→ **What is needed**
Copy out each line of the listing that has the word "八组兔区爆料" in it.

Records provided start

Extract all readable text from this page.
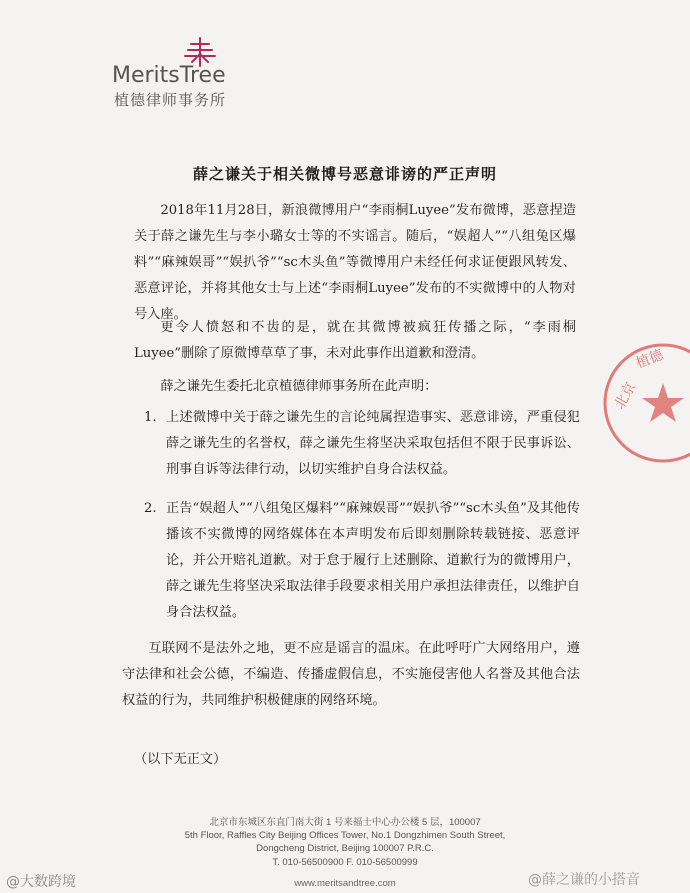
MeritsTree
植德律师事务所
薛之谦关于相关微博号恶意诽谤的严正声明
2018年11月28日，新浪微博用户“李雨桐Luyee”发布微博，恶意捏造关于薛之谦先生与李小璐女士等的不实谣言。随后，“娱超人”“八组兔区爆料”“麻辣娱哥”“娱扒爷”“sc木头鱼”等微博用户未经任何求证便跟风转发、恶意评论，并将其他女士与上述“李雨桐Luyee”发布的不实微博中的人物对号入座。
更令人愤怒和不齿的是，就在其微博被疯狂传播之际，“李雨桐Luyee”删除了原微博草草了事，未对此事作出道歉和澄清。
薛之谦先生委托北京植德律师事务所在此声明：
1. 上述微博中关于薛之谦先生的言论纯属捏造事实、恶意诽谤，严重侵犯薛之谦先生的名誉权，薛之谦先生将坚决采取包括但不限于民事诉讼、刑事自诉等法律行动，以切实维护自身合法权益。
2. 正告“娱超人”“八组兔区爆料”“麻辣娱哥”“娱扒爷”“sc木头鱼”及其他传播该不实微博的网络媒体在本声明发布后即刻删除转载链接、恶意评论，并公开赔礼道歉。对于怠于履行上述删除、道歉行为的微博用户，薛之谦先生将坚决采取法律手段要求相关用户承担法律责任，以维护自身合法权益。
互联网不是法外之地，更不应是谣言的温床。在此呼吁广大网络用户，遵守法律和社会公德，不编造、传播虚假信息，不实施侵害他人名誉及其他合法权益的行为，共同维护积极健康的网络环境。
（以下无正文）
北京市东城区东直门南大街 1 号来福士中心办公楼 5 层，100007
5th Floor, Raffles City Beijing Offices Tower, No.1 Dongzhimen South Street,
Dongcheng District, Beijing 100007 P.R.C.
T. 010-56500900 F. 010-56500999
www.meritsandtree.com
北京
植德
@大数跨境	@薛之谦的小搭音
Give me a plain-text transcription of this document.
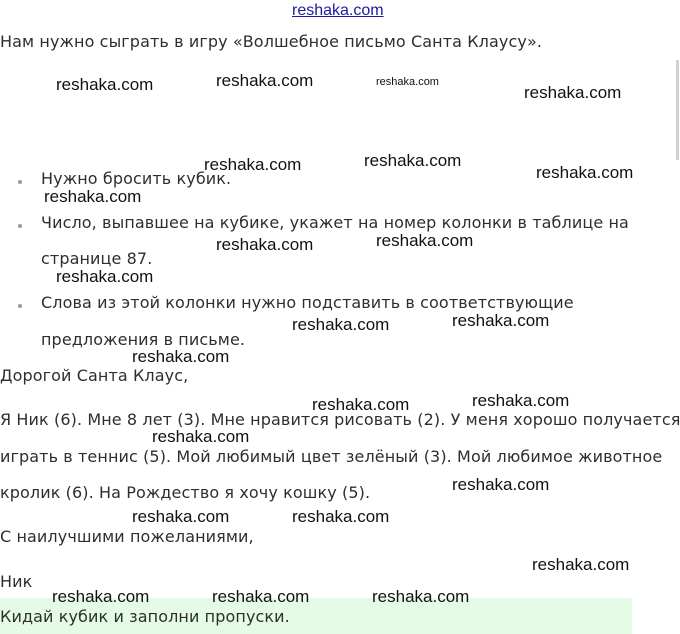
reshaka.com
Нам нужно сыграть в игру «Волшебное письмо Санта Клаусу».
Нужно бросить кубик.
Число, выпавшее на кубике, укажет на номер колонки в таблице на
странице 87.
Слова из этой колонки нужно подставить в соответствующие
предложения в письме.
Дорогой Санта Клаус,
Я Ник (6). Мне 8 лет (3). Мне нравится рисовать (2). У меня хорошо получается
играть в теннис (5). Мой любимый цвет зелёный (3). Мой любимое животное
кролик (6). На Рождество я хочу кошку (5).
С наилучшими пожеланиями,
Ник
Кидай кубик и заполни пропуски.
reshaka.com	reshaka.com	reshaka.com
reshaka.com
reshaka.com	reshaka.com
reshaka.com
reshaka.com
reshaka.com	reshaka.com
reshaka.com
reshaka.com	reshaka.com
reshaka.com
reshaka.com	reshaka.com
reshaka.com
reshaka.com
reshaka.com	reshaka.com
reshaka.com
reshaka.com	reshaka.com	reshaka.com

Records provided end

→ **Complete answer**
2018年11月28日，新浪微博用户“李雨桐Luyee”发布微博，恶意捏造关于薛之谦先生与李小璐女士等的不实谣言。随后，“娱超人”“八组兔区爆料”“麻辣娱哥”“娱扒爷”“sc木头鱼”等微博用户未经任何求证便跟风转发、恶意评论，并将其他女士与上述“李雨桐Luyee”发布的不实微博中的人物对号入座。
2. 正告“娱超人”“八组兔区爆料”“麻辣娱哥”“娱扒爷”“sc木头鱼”及其他传播该不实微博的网络媒体在本声明发布后即刻删除转载链接、恶意评论，并公开赔礼道歉。对于怠于履行上述删除、道歉行为的微博用户，薛之谦先生将坚决采取法律手段要求相关用户承担法律责任，以维护自身合法权益。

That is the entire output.